··· Material for this task

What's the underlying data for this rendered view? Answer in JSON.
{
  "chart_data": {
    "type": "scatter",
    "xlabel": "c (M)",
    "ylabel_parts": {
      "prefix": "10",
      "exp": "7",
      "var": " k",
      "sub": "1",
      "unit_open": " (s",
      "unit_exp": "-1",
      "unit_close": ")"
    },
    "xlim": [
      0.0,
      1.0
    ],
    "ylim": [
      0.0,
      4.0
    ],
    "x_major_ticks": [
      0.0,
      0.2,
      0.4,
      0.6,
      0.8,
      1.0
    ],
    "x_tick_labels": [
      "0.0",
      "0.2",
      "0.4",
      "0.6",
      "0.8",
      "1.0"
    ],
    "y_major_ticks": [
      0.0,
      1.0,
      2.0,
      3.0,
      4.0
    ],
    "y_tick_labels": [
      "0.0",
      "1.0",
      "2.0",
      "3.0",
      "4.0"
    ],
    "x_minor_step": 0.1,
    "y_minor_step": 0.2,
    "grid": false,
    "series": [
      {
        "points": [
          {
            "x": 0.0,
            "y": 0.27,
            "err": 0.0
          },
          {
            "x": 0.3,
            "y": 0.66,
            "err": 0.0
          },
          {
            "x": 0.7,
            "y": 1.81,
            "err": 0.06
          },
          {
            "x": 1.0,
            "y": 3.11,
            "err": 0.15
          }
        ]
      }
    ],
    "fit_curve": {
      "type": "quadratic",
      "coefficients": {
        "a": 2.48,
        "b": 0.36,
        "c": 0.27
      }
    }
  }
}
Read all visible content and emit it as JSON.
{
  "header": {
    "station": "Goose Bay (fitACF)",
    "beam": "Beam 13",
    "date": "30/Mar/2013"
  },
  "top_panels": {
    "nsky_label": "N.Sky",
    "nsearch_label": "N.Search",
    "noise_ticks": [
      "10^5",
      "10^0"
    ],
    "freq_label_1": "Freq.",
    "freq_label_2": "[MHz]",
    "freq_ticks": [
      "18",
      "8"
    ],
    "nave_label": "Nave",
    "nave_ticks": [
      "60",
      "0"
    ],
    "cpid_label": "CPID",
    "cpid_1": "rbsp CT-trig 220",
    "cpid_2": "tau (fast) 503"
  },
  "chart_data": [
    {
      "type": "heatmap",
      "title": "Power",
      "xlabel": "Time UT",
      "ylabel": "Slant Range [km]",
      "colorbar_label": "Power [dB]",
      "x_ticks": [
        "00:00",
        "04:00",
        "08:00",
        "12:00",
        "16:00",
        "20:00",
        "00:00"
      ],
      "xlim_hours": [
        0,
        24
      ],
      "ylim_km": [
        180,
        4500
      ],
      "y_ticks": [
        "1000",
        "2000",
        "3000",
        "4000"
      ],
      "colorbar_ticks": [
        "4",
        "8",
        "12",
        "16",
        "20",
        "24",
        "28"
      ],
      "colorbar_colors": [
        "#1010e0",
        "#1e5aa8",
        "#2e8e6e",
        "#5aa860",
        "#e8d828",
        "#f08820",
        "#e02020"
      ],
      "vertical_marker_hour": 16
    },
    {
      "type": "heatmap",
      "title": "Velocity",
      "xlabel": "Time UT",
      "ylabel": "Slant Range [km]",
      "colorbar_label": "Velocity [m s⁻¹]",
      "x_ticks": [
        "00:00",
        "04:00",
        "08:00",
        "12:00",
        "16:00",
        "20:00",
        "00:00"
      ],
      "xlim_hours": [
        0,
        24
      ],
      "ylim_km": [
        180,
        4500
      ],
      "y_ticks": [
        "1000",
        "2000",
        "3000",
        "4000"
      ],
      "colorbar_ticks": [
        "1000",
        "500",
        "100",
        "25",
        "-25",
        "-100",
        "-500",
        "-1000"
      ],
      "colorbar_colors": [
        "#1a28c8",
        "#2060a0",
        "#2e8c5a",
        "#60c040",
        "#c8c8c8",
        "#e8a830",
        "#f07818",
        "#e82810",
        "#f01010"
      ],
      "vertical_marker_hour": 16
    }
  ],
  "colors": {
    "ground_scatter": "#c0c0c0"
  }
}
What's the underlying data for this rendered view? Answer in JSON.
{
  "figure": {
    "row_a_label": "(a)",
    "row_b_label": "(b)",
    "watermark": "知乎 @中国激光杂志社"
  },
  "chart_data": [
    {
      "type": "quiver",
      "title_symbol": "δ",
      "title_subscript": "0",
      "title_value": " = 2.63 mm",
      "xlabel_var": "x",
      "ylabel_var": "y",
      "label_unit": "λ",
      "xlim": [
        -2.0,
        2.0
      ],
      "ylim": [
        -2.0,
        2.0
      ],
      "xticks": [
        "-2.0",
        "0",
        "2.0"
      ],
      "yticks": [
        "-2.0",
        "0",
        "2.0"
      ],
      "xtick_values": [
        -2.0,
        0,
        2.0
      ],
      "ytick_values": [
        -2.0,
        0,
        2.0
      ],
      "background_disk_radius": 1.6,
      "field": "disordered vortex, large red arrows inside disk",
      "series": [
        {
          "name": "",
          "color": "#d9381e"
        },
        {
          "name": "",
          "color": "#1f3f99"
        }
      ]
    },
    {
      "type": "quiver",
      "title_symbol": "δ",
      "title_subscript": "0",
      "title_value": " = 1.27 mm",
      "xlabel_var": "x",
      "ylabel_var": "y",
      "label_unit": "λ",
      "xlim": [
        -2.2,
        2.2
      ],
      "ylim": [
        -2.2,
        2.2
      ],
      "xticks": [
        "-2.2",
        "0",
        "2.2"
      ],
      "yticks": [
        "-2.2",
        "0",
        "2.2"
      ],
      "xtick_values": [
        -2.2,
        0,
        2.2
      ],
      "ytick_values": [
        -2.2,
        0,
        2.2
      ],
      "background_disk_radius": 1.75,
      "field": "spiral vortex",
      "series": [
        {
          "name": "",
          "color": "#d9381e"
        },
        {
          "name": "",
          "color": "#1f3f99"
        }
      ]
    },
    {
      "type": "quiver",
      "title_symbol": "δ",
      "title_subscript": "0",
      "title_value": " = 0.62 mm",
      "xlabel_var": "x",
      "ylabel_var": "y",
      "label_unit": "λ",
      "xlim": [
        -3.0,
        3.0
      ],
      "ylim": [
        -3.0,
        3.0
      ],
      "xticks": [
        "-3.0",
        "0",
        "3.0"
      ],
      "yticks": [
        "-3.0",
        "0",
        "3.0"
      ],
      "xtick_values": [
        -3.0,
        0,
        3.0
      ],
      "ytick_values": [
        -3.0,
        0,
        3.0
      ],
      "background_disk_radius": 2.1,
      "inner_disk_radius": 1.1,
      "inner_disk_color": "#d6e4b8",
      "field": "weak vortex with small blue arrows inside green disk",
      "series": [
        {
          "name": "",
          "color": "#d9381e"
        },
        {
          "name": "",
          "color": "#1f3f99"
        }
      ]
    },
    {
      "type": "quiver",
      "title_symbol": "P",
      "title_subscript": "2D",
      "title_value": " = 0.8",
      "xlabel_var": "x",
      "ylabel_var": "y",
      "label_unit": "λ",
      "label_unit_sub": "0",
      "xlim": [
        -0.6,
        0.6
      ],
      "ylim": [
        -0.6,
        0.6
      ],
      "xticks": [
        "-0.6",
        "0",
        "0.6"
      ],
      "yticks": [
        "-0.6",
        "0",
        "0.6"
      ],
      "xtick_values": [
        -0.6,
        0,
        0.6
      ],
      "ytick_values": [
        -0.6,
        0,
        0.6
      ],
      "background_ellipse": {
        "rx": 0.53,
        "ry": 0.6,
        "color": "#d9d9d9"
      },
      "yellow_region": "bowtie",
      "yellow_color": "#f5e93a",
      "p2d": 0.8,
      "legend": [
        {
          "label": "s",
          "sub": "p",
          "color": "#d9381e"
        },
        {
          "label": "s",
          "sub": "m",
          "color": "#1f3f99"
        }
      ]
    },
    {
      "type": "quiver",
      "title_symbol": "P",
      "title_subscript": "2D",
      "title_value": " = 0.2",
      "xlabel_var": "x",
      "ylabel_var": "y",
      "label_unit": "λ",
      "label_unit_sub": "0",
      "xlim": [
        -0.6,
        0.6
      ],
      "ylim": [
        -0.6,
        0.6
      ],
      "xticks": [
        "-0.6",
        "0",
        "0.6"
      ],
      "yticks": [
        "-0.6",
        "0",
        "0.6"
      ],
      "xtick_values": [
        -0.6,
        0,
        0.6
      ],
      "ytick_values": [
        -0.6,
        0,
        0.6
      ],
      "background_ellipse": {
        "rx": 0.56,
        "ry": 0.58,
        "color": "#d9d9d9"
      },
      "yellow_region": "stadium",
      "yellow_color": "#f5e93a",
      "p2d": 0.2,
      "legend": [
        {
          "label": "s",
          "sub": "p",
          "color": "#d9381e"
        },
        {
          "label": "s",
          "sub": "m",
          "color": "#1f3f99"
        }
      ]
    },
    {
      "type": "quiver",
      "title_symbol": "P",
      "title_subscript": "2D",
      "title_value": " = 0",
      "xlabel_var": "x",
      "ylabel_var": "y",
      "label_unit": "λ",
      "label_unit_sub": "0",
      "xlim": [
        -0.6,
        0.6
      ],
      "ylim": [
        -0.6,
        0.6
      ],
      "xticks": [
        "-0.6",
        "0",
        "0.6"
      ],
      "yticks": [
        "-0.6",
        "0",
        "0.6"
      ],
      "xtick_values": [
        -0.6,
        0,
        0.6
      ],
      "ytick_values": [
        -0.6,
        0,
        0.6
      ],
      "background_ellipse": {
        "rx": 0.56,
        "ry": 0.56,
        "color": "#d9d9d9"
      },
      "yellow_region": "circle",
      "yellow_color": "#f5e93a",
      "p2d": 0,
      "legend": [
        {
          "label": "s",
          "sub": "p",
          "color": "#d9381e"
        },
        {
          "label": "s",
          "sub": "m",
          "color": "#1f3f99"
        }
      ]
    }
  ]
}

······

## Short problem:
Gather each line from the listing above that holds "field".

## The output:
      "field": "disordered vortex, large red arrows inside disk",
      "field": "spiral vortex",
      "field": "weak vortex with small blue arrows inside green disk",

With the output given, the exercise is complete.